*EXERCISE AIM*
Recast the data from its first line through the line containing "vehicle-name-field: ENDURO 3E", inclusive, as a numbered list, omitting any blank lines.

***

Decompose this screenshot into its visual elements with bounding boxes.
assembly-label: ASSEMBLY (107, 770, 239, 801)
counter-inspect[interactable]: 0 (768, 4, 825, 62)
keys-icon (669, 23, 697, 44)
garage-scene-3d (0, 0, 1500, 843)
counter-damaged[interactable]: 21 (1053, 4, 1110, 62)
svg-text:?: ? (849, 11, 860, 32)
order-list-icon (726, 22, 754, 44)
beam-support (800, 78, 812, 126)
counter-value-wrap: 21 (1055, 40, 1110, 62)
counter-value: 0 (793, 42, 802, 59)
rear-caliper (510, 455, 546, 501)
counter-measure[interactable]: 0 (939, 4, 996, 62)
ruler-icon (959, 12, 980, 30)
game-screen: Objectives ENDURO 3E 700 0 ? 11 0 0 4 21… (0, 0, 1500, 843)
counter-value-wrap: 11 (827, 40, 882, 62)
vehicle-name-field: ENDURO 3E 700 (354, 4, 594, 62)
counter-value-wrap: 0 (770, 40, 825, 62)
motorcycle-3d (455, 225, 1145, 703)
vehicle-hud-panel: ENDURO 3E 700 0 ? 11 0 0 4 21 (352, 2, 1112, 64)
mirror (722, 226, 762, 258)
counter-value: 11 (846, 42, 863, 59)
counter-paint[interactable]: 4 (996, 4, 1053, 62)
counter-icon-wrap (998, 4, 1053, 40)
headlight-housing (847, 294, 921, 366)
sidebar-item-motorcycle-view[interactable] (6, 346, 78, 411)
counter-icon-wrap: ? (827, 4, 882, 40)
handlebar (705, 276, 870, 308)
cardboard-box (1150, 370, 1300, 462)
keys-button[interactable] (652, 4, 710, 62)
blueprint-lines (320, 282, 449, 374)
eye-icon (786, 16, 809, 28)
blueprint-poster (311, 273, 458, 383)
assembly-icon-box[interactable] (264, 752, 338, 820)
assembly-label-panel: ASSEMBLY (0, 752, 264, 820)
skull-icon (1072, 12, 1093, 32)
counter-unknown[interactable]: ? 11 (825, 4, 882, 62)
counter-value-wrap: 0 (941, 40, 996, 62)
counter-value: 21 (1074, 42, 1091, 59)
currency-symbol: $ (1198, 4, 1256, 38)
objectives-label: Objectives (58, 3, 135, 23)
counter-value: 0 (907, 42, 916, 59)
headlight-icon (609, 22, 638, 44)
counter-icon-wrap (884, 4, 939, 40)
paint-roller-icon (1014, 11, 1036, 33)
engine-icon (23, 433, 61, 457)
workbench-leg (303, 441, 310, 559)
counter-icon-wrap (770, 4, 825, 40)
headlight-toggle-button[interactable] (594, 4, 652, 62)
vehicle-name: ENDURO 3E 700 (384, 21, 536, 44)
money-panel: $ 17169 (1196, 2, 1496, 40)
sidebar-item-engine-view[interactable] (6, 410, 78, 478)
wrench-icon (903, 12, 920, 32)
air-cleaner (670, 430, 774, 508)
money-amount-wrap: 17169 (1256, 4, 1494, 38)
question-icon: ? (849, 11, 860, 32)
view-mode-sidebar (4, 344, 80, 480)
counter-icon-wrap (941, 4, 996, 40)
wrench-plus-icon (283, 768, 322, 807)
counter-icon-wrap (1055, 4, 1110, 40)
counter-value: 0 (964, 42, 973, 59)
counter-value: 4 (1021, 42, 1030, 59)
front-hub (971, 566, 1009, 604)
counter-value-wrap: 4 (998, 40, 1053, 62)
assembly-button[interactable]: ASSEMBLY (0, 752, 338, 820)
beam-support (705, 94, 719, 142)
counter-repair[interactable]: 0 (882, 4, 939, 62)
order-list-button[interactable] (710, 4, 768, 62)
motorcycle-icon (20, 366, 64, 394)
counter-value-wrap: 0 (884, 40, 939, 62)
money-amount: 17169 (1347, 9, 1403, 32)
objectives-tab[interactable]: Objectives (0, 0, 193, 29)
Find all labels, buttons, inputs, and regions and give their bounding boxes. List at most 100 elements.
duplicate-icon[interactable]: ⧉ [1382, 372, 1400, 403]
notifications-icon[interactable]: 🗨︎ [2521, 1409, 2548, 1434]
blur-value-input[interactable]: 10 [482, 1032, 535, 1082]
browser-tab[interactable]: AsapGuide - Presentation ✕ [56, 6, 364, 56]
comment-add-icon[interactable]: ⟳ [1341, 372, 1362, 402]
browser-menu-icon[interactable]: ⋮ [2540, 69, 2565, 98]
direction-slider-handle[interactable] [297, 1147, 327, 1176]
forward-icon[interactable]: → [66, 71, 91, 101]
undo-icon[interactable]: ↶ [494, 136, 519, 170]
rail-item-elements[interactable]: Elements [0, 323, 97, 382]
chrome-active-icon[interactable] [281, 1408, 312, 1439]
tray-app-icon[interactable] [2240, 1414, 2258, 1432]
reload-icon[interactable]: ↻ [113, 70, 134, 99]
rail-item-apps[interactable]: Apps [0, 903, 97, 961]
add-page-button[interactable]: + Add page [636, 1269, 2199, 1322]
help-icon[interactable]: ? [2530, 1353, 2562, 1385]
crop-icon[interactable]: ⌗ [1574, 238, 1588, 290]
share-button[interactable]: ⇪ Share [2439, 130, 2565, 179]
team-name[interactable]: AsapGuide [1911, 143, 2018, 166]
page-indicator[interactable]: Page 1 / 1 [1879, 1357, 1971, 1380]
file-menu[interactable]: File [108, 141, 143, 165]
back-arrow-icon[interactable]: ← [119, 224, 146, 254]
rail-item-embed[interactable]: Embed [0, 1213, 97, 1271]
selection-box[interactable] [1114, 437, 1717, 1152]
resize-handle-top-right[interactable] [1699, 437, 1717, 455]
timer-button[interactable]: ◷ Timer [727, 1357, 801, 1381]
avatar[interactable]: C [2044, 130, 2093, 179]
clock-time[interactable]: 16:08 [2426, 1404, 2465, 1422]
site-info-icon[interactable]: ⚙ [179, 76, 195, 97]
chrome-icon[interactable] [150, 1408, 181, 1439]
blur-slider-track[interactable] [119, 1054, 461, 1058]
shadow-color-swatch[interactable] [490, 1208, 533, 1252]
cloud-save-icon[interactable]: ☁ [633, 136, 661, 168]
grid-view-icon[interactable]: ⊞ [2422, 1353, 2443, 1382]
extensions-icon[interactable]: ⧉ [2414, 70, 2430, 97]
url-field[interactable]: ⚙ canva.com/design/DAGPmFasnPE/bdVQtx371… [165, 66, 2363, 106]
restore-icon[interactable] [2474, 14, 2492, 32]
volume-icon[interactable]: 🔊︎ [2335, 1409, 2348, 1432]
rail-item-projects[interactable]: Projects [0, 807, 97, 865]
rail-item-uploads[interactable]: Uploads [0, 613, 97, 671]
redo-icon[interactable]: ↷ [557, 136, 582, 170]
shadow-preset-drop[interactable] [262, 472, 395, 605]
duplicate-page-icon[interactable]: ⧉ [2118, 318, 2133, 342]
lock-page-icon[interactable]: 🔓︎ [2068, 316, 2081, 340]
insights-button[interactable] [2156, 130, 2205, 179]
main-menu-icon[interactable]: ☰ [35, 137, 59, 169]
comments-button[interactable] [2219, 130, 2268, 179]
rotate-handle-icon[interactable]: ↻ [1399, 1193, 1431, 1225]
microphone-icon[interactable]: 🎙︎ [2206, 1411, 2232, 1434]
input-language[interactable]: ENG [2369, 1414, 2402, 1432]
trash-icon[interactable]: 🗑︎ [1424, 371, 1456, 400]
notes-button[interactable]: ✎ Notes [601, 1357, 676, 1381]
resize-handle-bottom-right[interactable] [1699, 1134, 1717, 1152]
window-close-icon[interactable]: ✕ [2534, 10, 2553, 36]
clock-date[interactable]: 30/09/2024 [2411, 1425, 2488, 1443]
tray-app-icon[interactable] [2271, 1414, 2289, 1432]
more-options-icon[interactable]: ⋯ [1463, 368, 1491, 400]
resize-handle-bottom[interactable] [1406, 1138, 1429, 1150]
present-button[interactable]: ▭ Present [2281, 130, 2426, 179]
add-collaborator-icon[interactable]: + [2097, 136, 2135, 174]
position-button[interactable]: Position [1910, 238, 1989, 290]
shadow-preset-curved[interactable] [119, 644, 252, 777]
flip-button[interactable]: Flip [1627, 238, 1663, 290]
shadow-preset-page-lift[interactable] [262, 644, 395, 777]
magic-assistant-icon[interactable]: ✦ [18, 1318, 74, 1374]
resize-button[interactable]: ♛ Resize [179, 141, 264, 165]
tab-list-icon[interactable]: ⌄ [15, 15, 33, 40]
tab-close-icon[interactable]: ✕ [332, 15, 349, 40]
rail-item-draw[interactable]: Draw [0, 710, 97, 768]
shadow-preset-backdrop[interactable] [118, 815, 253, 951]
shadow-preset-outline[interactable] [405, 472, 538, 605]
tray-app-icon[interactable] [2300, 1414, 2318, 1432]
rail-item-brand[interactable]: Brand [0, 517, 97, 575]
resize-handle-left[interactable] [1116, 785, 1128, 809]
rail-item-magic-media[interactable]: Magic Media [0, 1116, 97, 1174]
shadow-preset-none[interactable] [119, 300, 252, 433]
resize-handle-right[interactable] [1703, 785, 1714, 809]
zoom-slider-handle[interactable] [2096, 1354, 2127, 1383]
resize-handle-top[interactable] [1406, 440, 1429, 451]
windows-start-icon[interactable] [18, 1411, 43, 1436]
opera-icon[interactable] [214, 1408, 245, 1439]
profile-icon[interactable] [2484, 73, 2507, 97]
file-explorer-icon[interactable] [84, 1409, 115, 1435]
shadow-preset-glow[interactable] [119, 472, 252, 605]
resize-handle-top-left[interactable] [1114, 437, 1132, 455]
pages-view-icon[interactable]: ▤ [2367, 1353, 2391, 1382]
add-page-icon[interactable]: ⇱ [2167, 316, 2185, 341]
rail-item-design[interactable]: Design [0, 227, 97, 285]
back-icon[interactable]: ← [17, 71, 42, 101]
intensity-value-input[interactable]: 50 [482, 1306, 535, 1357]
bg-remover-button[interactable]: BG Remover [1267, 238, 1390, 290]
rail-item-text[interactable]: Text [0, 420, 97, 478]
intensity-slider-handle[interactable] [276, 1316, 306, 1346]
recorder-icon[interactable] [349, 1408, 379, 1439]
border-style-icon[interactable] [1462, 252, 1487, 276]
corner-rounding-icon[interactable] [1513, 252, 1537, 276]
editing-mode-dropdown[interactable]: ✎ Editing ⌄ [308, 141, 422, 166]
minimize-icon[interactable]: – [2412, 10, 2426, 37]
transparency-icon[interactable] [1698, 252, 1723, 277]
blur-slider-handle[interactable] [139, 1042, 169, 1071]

***

*TASK SOLUTION*
1. Decompose this screenshot into its visual elements with bounding boxes.
2. assembly-label: ASSEMBLY (107, 770, 239, 801)
3. counter-inspect[interactable]: 0 (768, 4, 825, 62)
4. keys-icon (669, 23, 697, 44)
5. garage-scene-3d (0, 0, 1500, 843)
6. counter-damaged[interactable]: 21 (1053, 4, 1110, 62)
7. svg-text:?: ? (849, 11, 860, 32)
8. order-list-icon (726, 22, 754, 44)
9. beam-support (800, 78, 812, 126)
10. counter-value-wrap: 21 (1055, 40, 1110, 62)
11. counter-value: 0 (793, 42, 802, 59)
12. rear-caliper (510, 455, 546, 501)
13. counter-measure[interactable]: 0 (939, 4, 996, 62)
14. ruler-icon (959, 12, 980, 30)
15. game-screen: Objectives ENDURO 3E 700 0 ? 11 0 0 4 21… (0, 0, 1500, 843)
16. counter-value-wrap: 11 (827, 40, 882, 62)
17. vehicle-name-field: ENDURO 3E 700 (354, 4, 594, 62)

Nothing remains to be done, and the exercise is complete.